**RECORDS FOR THE EXERCISE:**
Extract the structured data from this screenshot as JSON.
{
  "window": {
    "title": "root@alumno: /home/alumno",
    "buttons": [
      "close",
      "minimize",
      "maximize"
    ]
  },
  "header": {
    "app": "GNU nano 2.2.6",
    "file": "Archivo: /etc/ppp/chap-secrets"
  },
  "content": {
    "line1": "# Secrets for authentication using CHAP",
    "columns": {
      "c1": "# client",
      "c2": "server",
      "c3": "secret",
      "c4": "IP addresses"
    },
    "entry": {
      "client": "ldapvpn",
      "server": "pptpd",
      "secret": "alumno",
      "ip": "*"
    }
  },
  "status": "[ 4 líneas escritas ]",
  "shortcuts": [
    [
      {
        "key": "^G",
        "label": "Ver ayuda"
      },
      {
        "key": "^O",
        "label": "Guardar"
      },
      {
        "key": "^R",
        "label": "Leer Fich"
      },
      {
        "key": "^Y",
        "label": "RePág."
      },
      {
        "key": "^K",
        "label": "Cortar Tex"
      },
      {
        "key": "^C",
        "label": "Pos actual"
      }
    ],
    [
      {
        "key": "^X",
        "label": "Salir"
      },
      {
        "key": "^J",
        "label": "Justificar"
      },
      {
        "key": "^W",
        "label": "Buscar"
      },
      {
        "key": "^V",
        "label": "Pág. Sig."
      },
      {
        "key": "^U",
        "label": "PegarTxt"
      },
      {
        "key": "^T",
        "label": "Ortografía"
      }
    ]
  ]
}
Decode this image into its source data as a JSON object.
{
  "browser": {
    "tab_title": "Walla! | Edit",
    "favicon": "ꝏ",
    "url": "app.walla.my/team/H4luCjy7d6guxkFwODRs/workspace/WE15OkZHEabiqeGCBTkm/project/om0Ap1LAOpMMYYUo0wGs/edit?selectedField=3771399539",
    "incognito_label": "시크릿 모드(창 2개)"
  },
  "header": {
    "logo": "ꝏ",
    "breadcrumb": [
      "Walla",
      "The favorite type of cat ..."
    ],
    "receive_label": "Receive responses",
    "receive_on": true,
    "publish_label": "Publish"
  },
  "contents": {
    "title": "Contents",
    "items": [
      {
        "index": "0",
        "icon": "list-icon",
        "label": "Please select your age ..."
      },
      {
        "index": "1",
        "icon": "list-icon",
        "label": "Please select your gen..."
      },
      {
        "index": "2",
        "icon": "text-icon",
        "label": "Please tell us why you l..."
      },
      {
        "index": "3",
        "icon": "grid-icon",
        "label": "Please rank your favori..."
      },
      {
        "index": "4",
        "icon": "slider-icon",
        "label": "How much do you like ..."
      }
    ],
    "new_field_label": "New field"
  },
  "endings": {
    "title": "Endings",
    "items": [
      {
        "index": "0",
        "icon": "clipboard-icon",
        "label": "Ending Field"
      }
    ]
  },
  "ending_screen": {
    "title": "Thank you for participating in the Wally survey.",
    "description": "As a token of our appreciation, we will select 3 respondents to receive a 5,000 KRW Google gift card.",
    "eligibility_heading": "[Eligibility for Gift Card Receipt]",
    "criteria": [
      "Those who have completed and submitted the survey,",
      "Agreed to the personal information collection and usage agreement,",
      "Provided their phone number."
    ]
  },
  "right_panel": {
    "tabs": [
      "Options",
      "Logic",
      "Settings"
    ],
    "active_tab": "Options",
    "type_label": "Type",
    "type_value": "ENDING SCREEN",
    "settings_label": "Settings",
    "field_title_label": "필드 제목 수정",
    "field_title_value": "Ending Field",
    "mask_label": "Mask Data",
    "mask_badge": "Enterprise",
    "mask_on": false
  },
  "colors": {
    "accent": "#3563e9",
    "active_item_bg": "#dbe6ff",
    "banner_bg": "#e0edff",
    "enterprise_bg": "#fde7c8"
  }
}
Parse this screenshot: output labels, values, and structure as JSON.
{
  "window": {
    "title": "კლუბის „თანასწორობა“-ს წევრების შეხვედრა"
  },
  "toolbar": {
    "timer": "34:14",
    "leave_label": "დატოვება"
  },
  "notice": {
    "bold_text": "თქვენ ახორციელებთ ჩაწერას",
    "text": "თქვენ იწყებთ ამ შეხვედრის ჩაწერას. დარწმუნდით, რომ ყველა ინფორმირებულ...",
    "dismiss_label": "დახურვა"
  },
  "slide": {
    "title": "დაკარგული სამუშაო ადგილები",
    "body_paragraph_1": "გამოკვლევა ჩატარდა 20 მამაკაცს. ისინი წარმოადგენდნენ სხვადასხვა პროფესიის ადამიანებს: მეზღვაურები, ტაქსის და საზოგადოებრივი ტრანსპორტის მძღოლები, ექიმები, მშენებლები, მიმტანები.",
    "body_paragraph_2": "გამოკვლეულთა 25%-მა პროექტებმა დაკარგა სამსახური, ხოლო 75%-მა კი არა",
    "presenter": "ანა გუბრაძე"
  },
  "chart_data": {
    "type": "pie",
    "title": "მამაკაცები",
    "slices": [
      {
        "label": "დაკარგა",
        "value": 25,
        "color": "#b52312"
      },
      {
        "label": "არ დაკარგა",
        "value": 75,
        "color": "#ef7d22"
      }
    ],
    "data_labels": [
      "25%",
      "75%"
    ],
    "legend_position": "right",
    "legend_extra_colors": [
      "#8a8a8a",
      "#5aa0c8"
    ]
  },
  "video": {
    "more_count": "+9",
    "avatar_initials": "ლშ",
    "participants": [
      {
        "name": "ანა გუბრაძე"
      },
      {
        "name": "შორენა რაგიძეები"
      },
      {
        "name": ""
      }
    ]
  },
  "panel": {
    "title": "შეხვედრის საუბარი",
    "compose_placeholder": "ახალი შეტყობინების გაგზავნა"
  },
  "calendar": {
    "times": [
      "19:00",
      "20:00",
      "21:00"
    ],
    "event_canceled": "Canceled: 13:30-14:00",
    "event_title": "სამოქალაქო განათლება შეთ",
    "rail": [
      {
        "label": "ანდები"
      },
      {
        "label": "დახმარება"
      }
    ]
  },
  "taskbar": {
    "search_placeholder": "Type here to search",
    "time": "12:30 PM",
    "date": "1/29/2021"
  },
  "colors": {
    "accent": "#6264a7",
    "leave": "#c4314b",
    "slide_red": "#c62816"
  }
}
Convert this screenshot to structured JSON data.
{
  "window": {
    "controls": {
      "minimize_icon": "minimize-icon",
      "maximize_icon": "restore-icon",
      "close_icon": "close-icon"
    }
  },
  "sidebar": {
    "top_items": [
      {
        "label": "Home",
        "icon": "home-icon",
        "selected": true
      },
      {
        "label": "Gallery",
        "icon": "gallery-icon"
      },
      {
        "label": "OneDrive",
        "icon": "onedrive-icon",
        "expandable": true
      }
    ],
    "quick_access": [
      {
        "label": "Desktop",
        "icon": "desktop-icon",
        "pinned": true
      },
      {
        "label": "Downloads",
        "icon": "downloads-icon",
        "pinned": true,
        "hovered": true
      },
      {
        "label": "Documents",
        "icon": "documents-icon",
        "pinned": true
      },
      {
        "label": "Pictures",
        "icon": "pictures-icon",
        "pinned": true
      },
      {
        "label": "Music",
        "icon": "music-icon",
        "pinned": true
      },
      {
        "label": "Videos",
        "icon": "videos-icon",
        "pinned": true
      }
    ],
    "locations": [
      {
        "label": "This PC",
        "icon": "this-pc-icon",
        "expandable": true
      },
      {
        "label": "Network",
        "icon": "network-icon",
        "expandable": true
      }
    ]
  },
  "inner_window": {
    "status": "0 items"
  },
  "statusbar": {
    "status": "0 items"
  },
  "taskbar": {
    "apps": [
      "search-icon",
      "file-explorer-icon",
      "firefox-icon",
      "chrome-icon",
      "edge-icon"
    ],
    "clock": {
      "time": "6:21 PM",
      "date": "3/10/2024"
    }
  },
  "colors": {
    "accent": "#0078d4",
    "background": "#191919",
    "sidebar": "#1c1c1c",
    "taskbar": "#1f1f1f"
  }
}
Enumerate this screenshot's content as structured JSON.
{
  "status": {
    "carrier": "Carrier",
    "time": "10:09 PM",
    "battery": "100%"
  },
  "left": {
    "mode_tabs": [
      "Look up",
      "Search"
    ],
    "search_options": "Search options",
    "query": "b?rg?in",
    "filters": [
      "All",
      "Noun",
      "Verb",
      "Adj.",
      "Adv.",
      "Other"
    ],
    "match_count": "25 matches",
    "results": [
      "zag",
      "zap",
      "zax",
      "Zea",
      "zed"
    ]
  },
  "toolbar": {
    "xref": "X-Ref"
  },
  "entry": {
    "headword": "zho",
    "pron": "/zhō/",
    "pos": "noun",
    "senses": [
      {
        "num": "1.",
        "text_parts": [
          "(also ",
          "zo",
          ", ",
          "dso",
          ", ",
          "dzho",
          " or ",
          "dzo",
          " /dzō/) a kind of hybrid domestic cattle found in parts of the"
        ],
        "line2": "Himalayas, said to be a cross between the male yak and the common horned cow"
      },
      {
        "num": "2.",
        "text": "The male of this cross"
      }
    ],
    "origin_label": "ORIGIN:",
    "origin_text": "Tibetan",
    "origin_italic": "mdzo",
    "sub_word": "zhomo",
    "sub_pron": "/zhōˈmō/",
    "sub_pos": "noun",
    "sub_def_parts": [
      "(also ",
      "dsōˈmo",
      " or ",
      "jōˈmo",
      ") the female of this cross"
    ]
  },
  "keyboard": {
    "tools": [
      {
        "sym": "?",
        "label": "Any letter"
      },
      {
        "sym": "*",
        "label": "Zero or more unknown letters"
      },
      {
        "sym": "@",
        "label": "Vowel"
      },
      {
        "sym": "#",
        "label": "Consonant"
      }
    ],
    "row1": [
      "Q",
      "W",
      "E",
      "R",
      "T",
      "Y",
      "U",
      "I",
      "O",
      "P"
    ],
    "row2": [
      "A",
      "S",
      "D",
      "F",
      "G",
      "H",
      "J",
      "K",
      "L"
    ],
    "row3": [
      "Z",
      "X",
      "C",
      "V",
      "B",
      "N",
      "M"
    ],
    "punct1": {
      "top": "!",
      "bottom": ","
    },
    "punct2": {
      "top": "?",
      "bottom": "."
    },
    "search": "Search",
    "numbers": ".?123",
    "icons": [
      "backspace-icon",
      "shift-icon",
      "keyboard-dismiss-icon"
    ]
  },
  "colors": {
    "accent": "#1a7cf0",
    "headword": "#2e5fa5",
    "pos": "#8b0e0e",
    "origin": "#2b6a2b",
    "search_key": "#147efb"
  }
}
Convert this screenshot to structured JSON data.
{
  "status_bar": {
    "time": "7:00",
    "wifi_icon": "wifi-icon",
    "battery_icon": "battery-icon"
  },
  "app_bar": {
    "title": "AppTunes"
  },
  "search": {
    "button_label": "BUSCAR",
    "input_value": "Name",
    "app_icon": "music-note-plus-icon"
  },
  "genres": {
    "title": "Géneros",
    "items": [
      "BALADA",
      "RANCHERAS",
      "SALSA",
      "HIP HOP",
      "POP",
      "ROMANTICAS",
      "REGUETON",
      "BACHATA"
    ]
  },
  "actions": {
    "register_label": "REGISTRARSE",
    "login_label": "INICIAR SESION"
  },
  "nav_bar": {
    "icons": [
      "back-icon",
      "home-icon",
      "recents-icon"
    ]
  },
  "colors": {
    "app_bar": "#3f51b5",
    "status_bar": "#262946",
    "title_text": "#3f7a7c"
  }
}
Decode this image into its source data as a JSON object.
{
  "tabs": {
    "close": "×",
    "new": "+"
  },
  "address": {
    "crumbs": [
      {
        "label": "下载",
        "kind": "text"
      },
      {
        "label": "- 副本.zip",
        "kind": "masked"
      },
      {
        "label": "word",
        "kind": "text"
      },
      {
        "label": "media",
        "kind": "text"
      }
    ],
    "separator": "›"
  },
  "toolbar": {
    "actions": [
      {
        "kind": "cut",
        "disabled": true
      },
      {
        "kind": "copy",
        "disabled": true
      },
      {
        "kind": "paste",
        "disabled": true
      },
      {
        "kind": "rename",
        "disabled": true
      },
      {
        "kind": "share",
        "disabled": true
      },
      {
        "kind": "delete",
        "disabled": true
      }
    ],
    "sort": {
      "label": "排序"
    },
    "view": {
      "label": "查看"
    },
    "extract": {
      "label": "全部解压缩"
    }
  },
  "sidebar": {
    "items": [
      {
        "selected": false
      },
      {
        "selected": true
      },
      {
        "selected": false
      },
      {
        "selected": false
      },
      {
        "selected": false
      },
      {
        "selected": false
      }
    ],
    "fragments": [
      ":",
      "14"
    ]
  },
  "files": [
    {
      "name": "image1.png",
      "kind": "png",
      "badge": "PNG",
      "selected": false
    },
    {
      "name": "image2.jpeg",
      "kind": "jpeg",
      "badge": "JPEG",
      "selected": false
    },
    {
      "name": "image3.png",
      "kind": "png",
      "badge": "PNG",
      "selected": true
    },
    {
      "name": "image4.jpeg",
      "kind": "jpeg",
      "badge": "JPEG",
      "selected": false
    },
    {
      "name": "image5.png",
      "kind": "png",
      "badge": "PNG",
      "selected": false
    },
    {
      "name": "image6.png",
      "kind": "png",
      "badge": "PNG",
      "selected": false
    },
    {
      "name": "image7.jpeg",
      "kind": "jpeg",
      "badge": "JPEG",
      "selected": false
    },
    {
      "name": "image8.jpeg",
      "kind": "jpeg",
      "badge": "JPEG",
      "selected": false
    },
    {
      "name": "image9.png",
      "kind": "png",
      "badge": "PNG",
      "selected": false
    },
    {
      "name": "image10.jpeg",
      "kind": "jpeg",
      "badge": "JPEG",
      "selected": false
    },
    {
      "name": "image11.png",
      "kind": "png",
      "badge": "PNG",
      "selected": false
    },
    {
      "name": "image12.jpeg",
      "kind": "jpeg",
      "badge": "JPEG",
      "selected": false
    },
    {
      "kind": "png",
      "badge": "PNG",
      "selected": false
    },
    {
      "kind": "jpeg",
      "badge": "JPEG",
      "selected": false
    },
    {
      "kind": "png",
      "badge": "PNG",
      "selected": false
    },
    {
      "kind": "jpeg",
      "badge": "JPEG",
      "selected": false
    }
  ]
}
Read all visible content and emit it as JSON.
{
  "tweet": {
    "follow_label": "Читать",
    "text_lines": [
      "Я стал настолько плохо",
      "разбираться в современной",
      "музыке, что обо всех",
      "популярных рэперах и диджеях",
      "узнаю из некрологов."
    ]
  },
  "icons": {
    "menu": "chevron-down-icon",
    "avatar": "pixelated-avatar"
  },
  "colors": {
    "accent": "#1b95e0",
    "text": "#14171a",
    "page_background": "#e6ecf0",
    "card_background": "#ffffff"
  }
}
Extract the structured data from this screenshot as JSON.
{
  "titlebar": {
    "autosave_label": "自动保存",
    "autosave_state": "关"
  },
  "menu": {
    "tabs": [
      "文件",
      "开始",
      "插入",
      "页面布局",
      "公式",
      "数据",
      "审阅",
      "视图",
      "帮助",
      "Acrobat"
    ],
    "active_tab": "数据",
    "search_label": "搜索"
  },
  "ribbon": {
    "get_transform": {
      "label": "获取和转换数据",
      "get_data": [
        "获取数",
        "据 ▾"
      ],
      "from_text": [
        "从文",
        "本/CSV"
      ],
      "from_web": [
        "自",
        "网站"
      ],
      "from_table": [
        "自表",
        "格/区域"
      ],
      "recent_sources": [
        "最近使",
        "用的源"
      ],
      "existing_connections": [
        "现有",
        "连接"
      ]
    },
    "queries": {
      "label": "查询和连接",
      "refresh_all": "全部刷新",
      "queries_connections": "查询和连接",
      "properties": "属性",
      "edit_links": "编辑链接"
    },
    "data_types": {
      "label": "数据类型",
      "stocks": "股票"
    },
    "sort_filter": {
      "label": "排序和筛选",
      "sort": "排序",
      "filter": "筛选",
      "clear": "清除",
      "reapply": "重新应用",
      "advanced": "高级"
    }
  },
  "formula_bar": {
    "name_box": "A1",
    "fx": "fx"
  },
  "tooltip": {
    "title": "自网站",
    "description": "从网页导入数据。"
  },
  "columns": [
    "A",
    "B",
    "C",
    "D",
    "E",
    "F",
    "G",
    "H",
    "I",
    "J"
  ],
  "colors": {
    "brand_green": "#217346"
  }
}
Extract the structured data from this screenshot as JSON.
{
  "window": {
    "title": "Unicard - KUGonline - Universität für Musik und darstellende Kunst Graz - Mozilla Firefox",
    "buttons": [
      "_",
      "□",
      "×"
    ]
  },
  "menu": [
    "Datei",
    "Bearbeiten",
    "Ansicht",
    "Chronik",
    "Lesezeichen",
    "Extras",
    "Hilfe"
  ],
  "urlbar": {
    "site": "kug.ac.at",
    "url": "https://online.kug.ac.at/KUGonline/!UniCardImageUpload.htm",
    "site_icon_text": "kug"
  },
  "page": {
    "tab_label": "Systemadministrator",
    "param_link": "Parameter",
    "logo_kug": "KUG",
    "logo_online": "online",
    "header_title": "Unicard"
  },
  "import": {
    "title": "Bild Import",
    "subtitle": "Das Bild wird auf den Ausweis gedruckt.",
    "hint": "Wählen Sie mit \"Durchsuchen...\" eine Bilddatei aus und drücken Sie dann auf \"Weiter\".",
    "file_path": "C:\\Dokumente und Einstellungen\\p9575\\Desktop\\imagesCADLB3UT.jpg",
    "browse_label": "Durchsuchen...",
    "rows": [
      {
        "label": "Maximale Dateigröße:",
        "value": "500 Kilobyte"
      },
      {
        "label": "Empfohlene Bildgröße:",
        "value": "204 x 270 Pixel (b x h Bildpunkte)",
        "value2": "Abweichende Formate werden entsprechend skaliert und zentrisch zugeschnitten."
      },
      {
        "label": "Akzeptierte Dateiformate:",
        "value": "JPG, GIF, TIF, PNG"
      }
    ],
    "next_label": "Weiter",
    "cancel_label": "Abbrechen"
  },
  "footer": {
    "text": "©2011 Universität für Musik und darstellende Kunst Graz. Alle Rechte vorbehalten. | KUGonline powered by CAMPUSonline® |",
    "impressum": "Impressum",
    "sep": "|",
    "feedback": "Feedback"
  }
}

**SHORT TASK:** Count the lines in the records above that contain the word "Universität", and reply with only that number.

**RESPONSE TO THE EXERCISE:** 2